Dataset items

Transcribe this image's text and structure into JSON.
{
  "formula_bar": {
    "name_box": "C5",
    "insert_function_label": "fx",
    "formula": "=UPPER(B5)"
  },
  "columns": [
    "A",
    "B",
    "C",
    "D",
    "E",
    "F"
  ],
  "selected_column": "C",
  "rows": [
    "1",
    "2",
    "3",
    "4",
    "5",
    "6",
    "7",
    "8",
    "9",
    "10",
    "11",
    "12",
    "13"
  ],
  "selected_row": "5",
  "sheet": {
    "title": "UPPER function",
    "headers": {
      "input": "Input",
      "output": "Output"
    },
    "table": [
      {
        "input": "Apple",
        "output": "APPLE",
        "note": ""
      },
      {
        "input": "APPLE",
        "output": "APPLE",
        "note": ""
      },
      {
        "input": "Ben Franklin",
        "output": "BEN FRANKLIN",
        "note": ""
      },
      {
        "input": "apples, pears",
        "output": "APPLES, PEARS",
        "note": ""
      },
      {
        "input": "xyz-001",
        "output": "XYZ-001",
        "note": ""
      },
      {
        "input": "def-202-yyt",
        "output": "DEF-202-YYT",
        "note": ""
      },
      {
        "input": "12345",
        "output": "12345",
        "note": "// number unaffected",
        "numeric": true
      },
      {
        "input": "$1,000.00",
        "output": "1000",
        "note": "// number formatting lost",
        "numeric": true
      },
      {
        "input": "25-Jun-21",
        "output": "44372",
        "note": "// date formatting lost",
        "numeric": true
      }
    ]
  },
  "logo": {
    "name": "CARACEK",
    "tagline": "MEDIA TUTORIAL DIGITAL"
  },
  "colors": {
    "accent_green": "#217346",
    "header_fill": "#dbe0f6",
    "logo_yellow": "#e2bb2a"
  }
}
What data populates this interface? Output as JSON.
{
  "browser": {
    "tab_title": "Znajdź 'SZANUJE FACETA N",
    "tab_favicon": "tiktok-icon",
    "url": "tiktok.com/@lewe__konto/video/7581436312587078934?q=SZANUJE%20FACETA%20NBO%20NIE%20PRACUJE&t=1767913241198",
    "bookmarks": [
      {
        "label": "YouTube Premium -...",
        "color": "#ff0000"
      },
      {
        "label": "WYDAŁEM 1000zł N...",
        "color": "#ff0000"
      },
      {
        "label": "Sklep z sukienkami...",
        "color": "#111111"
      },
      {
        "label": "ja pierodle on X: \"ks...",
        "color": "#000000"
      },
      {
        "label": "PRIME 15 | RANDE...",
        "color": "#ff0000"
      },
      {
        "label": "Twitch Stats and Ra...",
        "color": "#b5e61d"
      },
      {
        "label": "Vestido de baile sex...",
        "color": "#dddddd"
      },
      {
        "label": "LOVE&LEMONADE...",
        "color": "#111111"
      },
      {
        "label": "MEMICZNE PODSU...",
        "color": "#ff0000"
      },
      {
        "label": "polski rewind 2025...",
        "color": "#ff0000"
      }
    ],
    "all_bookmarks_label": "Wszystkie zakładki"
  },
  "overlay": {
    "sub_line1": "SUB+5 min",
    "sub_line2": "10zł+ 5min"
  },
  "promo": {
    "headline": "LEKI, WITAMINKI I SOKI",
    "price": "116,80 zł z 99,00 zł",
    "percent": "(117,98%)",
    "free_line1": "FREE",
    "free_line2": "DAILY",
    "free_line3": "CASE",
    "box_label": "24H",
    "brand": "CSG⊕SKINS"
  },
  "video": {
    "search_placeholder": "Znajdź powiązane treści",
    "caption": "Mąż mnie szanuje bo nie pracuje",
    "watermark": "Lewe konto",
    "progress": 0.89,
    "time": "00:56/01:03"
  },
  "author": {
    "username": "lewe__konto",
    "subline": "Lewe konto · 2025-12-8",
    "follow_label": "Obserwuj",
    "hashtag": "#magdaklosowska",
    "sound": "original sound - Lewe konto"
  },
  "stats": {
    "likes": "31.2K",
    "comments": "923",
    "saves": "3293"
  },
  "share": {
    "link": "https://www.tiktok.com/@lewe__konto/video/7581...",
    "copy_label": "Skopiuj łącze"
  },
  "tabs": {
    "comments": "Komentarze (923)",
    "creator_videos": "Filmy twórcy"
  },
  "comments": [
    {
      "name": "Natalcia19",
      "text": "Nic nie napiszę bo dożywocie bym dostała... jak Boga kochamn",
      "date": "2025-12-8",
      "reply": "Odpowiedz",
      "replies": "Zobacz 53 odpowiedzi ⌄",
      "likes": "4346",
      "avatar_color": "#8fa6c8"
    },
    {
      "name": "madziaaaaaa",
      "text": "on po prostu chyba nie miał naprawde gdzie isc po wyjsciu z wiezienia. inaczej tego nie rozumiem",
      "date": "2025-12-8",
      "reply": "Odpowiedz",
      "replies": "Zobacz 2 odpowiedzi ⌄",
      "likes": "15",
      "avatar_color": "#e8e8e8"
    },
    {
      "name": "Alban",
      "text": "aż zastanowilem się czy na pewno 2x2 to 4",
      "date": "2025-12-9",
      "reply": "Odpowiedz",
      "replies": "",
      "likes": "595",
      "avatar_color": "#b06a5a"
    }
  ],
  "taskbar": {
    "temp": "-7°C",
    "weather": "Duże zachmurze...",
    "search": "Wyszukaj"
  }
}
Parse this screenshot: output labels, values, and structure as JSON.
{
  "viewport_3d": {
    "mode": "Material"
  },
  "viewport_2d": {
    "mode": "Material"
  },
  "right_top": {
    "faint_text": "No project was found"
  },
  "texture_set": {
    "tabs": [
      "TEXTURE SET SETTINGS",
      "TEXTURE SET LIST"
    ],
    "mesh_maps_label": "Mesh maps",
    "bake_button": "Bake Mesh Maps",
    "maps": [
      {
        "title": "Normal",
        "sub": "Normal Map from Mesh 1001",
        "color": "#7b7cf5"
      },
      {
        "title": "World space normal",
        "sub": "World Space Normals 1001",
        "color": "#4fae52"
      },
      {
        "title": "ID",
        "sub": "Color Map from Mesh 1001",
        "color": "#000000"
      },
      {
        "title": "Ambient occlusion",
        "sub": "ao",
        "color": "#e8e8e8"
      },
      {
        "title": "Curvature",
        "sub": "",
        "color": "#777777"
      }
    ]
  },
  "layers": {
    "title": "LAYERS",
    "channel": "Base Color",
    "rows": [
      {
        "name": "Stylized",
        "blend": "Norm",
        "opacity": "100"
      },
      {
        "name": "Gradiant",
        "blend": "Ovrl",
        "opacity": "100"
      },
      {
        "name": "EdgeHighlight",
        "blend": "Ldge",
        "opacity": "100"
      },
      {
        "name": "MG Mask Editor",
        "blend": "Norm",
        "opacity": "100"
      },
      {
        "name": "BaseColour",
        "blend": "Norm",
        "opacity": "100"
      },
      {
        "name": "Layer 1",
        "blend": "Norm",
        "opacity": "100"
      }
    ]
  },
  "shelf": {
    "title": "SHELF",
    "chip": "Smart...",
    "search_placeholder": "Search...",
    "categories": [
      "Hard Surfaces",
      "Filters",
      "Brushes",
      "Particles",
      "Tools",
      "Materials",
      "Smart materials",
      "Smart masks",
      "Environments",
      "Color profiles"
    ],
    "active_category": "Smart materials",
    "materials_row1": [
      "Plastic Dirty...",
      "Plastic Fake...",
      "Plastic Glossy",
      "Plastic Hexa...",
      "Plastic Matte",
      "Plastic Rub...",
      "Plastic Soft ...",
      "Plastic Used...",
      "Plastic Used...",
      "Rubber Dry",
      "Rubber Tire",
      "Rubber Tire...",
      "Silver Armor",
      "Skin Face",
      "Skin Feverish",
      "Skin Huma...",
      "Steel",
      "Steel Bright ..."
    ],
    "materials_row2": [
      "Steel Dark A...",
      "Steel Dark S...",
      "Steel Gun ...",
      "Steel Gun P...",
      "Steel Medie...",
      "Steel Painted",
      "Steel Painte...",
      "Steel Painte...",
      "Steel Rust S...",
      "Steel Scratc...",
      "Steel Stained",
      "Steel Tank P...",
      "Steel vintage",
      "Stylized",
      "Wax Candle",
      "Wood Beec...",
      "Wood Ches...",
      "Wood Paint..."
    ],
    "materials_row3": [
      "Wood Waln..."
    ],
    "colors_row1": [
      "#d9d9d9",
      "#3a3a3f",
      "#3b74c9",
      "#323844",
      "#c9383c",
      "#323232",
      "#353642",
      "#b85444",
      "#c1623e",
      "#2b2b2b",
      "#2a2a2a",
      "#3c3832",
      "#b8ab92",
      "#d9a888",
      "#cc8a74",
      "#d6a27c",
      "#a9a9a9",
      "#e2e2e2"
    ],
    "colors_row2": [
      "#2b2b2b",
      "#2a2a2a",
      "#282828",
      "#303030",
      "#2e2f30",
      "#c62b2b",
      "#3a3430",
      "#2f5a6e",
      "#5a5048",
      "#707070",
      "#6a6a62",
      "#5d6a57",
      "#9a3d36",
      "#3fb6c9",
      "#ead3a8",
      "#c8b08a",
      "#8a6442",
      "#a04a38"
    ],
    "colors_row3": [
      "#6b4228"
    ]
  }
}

→ EXERCISE BRIEF: Looking at the material above, count the lines that hold "structure" and give the total alone.

→ OUTPUT BELOW: 2